**Task requirements:**
Reproduce each record below exactly as written.

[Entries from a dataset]
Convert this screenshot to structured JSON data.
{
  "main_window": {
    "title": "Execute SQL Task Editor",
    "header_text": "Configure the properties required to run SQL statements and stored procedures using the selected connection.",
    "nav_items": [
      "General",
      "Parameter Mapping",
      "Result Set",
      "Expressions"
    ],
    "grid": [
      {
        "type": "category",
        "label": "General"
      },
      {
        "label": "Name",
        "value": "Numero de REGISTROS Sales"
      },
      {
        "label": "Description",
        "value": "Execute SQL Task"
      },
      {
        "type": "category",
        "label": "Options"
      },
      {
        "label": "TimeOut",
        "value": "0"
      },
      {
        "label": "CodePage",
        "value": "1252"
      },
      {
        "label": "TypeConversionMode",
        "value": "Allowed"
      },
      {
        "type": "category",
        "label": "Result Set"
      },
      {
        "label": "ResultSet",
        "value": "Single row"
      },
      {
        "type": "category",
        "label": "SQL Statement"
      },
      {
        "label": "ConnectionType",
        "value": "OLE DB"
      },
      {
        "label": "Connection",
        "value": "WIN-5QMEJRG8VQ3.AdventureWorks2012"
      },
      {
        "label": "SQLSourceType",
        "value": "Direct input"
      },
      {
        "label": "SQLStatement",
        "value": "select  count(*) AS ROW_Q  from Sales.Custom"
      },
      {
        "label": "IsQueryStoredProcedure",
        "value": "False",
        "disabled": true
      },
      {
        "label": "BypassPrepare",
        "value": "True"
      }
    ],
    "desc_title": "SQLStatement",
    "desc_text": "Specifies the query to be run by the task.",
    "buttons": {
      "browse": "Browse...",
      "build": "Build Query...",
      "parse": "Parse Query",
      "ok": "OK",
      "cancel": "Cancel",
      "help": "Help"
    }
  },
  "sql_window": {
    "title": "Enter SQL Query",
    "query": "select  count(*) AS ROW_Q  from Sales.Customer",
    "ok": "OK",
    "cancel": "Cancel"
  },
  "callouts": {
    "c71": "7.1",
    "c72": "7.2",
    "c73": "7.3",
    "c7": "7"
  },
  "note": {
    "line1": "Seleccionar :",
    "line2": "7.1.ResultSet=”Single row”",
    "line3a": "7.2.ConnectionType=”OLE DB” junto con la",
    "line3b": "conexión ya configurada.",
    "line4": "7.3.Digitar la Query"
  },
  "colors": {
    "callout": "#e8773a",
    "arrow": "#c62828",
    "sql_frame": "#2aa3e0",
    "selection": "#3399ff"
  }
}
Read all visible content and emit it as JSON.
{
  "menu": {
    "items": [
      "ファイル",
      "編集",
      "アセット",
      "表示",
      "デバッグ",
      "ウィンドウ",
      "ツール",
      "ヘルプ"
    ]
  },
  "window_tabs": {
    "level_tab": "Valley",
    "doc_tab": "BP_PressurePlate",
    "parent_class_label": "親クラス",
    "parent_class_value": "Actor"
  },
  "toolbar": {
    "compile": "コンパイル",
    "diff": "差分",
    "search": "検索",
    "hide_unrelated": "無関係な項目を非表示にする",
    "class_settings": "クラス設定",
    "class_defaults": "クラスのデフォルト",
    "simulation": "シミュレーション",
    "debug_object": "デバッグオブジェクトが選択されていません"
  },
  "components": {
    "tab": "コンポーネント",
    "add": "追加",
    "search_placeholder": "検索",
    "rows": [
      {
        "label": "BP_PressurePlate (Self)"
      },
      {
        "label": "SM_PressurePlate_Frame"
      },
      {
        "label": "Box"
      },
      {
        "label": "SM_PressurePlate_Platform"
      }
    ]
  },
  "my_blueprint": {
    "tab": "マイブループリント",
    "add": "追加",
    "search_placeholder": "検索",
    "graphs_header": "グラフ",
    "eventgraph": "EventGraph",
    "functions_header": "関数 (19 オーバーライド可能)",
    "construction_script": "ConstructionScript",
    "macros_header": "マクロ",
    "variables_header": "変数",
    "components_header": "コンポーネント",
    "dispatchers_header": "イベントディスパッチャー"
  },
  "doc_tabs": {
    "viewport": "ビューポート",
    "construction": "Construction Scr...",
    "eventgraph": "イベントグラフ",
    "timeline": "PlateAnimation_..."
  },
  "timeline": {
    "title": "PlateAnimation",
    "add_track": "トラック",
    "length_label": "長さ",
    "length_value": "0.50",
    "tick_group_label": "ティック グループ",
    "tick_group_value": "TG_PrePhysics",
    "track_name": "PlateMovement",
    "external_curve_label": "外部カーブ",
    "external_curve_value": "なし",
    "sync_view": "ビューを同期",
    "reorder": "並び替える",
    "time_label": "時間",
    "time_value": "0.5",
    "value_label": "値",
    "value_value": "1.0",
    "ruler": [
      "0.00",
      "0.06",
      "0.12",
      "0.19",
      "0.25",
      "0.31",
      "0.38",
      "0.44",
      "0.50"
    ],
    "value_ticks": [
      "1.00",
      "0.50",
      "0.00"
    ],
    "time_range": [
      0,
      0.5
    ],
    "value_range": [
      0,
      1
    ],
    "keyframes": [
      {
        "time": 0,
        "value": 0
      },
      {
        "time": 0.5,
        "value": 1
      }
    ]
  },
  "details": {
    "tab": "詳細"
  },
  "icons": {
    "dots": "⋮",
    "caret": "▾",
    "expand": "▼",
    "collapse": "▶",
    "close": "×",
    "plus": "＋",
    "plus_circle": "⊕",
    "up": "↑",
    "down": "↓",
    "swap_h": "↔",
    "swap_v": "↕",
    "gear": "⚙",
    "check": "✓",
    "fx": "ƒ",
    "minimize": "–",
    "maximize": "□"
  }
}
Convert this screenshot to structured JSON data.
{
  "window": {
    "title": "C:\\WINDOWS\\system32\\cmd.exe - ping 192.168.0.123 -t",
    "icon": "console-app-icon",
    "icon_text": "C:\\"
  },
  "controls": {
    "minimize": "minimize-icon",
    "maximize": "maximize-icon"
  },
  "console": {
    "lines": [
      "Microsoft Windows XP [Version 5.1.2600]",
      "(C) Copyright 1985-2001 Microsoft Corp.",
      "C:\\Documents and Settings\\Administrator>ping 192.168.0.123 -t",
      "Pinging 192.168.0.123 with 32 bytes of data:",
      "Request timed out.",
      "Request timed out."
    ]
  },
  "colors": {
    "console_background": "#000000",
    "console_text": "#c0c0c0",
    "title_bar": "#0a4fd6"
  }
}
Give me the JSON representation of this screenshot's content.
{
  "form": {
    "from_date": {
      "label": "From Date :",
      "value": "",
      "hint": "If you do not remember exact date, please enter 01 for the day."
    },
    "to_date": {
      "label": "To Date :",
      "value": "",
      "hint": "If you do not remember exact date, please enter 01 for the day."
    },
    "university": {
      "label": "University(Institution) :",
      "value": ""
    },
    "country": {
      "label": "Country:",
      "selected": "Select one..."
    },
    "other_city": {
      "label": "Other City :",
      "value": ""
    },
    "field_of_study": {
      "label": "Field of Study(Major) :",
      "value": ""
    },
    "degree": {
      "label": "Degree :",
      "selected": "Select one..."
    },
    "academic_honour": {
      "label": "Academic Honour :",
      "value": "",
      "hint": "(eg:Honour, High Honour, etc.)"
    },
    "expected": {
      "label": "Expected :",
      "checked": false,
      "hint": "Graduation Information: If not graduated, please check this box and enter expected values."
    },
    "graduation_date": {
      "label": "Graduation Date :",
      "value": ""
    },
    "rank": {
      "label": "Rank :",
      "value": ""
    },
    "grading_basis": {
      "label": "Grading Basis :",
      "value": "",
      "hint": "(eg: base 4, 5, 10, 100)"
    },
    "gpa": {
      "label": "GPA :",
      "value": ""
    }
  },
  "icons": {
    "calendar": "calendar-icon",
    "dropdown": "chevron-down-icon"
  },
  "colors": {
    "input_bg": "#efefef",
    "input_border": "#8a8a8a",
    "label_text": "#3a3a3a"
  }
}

**Exercise output:**
Convert this screenshot to structured JSON data.
{
  "main_window": {
    "title": "Execute SQL Task Editor",
    "header_text": "Configure the properties required to run SQL statements and stored procedures using the selected connection.",
    "nav_items": [
      "General",
      "Parameter Mapping",
      "Result Set",
      "Expressions"
    ],
    "grid": [
      {
        "type": "category",
        "label": "General"
      },
      {
        "label": "Name",
        "value": "Numero de REGISTROS Sales"
      },
      {
        "label": "Description",
        "value": "Execute SQL Task"
      },
      {
        "type": "category",
        "label": "Options"
      },
      {
        "label": "TimeOut",
        "value": "0"
      },
      {
        "label": "CodePage",
        "value": "1252"
      },
      {
        "label": "TypeConversionMode",
        "value": "Allowed"
      },
      {
        "type": "category",
        "label": "Result Set"
      },
      {
        "label": "ResultSet",
        "value": "Single row"
      },
      {
        "type": "category",
        "label": "SQL Statement"
      },
      {
        "label": "ConnectionType",
        "value": "OLE DB"
      },
      {
        "label": "Connection",
        "value": "WIN-5QMEJRG8VQ3.AdventureWorks2012"
      },
      {
        "label": "SQLSourceType",
        "value": "Direct input"
      },
      {
        "label": "SQLStatement",
        "value": "select  count(*) AS ROW_Q  from Sales.Custom"
      },
      {
        "label": "IsQueryStoredProcedure",
        "value": "False",
        "disabled": true
      },
      {
        "label": "BypassPrepare",
        "value": "True"
      }
    ],
    "desc_title": "SQLStatement",
    "desc_text": "Specifies the query to be run by the task.",
    "buttons": {
      "browse": "Browse...",
      "build": "Build Query...",
      "parse": "Parse Query",
      "ok": "OK",
      "cancel": "Cancel",
      "help": "Help"
    }
  },
  "sql_window": {
    "title": "Enter SQL Query",
    "query": "select  count(*) AS ROW_Q  from Sales.Customer",
    "ok": "OK",
    "cancel": "Cancel"
  },
  "callouts": {
    "c71": "7.1",
    "c72": "7.2",
    "c73": "7.3",
    "c7": "7"
  },
  "note": {
    "line1": "Seleccionar :",
    "line2": "7.1.ResultSet=”Single row”",
    "line3a": "7.2.ConnectionType=”OLE DB” junto con la",
    "line3b": "conexión ya configurada.",
    "line4": "7.3.Digitar la Query"
  },
  "colors": {
    "callout": "#e8773a",
    "arrow": "#c62828",
    "sql_frame": "#2aa3e0",
    "selection": "#3399ff"
  }
}
Read all visible content and emit it as JSON.
{
  "menu": {
    "items": [
      "ファイル",
      "編集",
      "アセット",
      "表示",
      "デバッグ",
      "ウィンドウ",
      "ツール",
      "ヘルプ"
    ]
  },
  "window_tabs": {
    "level_tab": "Valley",
    "doc_tab": "BP_PressurePlate",
    "parent_class_label": "親クラス",
    "parent_class_value": "Actor"
  },
  "toolbar": {
    "compile": "コンパイル",
    "diff": "差分",
    "search": "検索",
    "hide_unrelated": "無関係な項目を非表示にする",
    "class_settings": "クラス設定",
    "class_defaults": "クラスのデフォルト",
    "simulation": "シミュレーション",
    "debug_object": "デバッグオブジェクトが選択されていません"
  },
  "components": {
    "tab": "コンポーネント",
    "add": "追加",
    "search_placeholder": "検索",
    "rows": [
      {
        "label": "BP_PressurePlate (Self)"
      },
      {
        "label": "SM_PressurePlate_Frame"
      },
      {
        "label": "Box"
      },
      {
        "label": "SM_PressurePlate_Platform"
      }
    ]
  },
  "my_blueprint": {
    "tab": "マイブループリント",
    "add": "追加",
    "search_placeholder": "検索",
    "graphs_header": "グラフ",
    "eventgraph": "EventGraph",
    "functions_header": "関数 (19 オーバーライド可能)",
    "construction_script": "ConstructionScript",
    "macros_header": "マクロ",
    "variables_header": "変数",
    "components_header": "コンポーネント",
    "dispatchers_header": "イベントディスパッチャー"
  },
  "doc_tabs": {
    "viewport": "ビューポート",
    "construction": "Construction Scr...",
    "eventgraph": "イベントグラフ",
    "timeline": "PlateAnimation_..."
  },
  "timeline": {
    "title": "PlateAnimation",
    "add_track": "トラック",
    "length_label": "長さ",
    "length_value": "0.50",
    "tick_group_label": "ティック グループ",
    "tick_group_value": "TG_PrePhysics",
    "track_name": "PlateMovement",
    "external_curve_label": "外部カーブ",
    "external_curve_value": "なし",
    "sync_view": "ビューを同期",
    "reorder": "並び替える",
    "time_label": "時間",
    "time_value": "0.5",
    "value_label": "値",
    "value_value": "1.0",
    "ruler": [
      "0.00",
      "0.06",
      "0.12",
      "0.19",
      "0.25",
      "0.31",
      "0.38",
      "0.44",
      "0.50"
    ],
    "value_ticks": [
      "1.00",
      "0.50",
      "0.00"
    ],
    "time_range": [
      0,
      0.5
    ],
    "value_range": [
      0,
      1
    ],
    "keyframes": [
      {
        "time": 0,
        "value": 0
      },
      {
        "time": 0.5,
        "value": 1
      }
    ]
  },
  "details": {
    "tab": "詳細"
  },
  "icons": {
    "dots": "⋮",
    "caret": "▾",
    "expand": "▼",
    "collapse": "▶",
    "close": "×",
    "plus": "＋",
    "plus_circle": "⊕",
    "up": "↑",
    "down": "↓",
    "swap_h": "↔",
    "swap_v": "↕",
    "gear": "⚙",
    "check": "✓",
    "fx": "ƒ",
    "minimize": "–",
    "maximize": "□"
  }
}
Convert this screenshot to structured JSON data.
{
  "window": {
    "title": "C:\\WINDOWS\\system32\\cmd.exe - ping 192.168.0.123 -t",
    "icon": "console-app-icon",
    "icon_text": "C:\\"
  },
  "controls": {
    "minimize": "minimize-icon",
    "maximize": "maximize-icon"
  },
  "console": {
    "lines": [
      "Microsoft Windows XP [Version 5.1.2600]",
      "(C) Copyright 1985-2001 Microsoft Corp.",
      "C:\\Documents and Settings\\Administrator>ping 192.168.0.123 -t",
      "Pinging 192.168.0.123 with 32 bytes of data:",
      "Request timed out.",
      "Request timed out."
    ]
  },
  "colors": {
    "console_background": "#000000",
    "console_text": "#c0c0c0",
    "title_bar": "#0a4fd6"
  }
}
Give me the JSON representation of this screenshot's content.
{
  "form": {
    "from_date": {
      "label": "From Date :",
      "value": "",
      "hint": "If you do not remember exact date, please enter 01 for the day."
    },
    "to_date": {
      "label": "To Date :",
      "value": "",
      "hint": "If you do not remember exact date, please enter 01 for the day."
    },
    "university": {
      "label": "University(Institution) :",
      "value": ""
    },
    "country": {
      "label": "Country:",
      "selected": "Select one..."
    },
    "other_city": {
      "label": "Other City :",
      "value": ""
    },
    "field_of_study": {
      "label": "Field of Study(Major) :",
      "value": ""
    },
    "degree": {
      "label": "Degree :",
      "selected": "Select one..."
    },
    "academic_honour": {
      "label": "Academic Honour :",
      "value": "",
      "hint": "(eg:Honour, High Honour, etc.)"
    },
    "expected": {
      "label": "Expected :",
      "checked": false,
      "hint": "Graduation Information: If not graduated, please check this box and enter expected values."
    },
    "graduation_date": {
      "label": "Graduation Date :",
      "value": ""
    },
    "rank": {
      "label": "Rank :",
      "value": ""
    },
    "grading_basis": {
      "label": "Grading Basis :",
      "value": "",
      "hint": "(eg: base 4, 5, 10, 100)"
    },
    "gpa": {
      "label": "GPA :",
      "value": ""
    }
  },
  "icons": {
    "calendar": "calendar-icon",
    "dropdown": "chevron-down-icon"
  },
  "colors": {
    "input_bg": "#efefef",
    "input_border": "#8a8a8a",
    "label_text": "#3a3a3a"
  }
}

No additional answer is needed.